Find each line with the word "helyettes" and say how many there are, nothing else.

--------------------------------

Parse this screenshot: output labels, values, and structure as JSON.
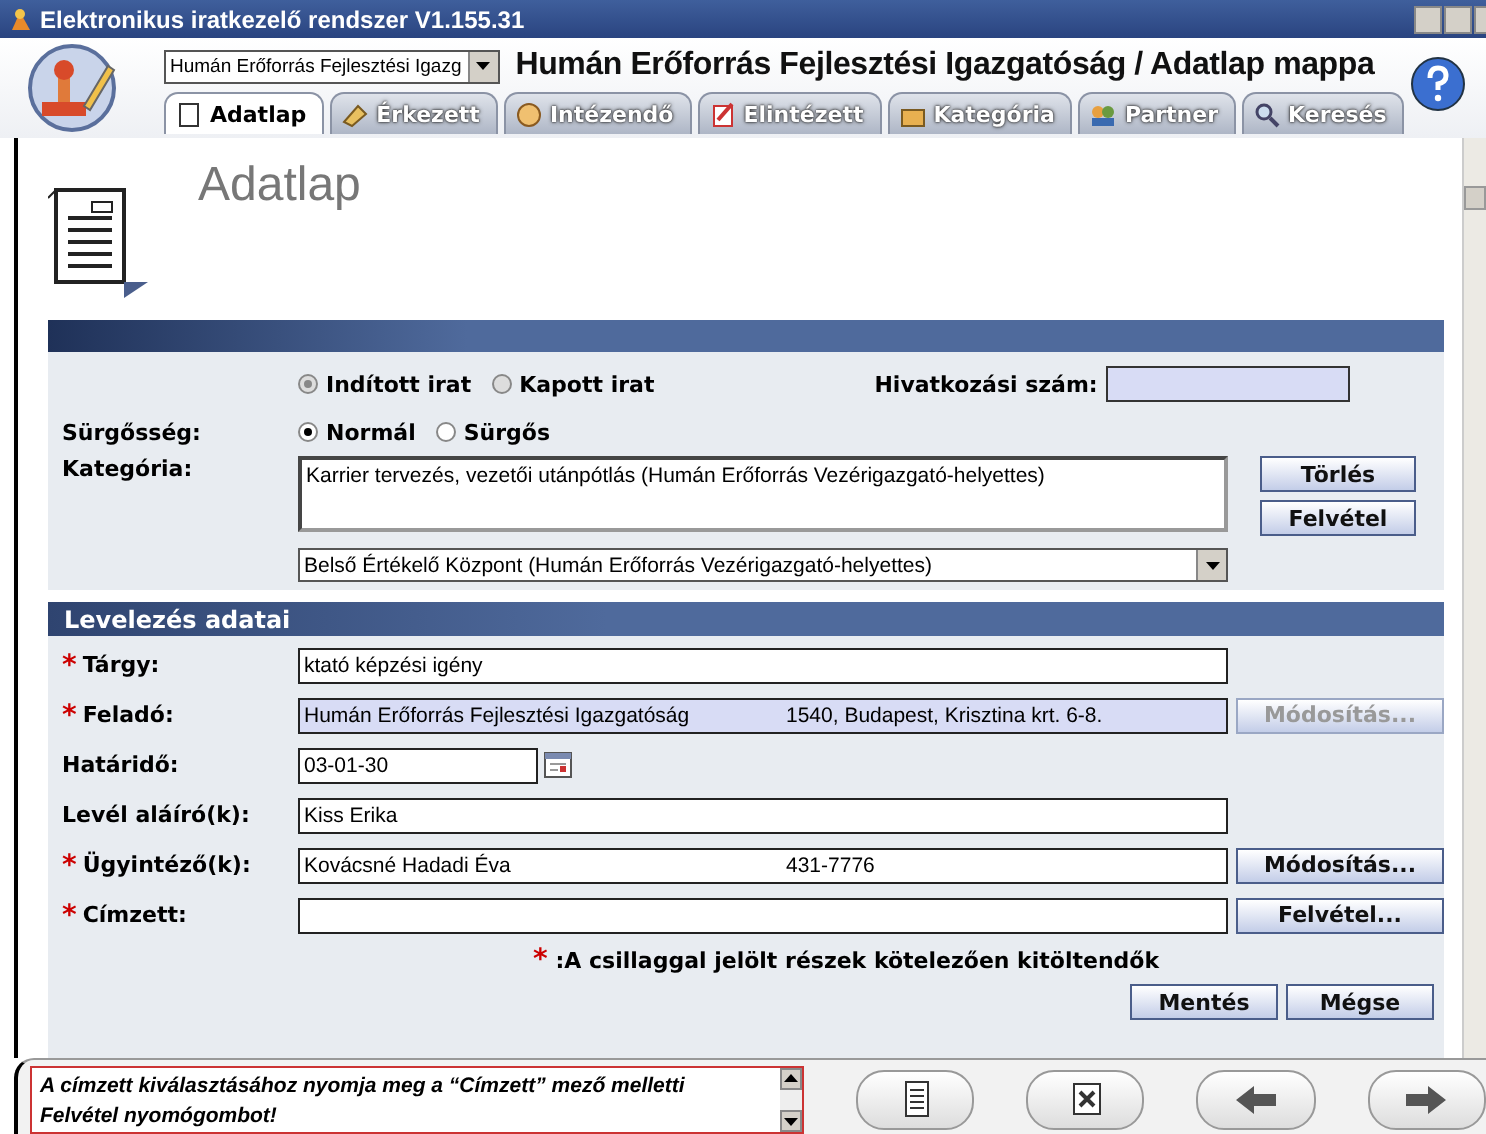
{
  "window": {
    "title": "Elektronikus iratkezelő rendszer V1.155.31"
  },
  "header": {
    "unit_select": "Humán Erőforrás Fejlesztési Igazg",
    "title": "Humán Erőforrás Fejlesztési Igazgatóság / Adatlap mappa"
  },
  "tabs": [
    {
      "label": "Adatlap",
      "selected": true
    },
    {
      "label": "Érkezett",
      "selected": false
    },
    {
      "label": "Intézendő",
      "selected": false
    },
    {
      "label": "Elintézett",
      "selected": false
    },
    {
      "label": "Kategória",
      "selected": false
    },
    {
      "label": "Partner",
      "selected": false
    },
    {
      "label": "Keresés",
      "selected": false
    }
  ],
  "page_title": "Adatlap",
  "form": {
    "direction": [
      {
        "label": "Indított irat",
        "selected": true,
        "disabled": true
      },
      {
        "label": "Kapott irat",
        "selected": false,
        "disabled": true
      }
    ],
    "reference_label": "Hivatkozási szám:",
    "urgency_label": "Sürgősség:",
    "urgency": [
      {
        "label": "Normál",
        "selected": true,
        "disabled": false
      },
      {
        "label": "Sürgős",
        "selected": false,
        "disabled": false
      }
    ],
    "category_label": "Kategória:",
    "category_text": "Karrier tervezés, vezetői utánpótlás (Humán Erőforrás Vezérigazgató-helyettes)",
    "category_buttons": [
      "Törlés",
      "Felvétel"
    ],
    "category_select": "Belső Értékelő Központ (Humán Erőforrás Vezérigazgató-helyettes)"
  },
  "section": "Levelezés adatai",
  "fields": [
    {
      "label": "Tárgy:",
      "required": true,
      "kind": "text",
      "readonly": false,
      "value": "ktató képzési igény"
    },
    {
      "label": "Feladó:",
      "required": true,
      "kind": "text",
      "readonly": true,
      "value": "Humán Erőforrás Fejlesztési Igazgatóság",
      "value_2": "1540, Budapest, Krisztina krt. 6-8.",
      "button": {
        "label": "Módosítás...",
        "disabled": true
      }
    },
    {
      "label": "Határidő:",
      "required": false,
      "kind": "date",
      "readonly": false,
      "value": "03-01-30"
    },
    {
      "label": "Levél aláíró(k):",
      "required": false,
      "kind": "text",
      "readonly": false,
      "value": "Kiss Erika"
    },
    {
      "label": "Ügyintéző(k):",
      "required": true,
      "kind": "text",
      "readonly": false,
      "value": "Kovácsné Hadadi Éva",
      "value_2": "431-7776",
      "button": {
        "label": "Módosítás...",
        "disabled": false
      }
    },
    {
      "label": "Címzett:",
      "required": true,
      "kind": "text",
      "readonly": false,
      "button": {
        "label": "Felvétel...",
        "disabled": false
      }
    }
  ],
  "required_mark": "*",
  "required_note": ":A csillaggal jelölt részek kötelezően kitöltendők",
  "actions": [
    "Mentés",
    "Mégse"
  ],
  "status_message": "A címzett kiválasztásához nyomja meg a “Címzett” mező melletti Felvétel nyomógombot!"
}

--------------------------------

Result for this exercise: 2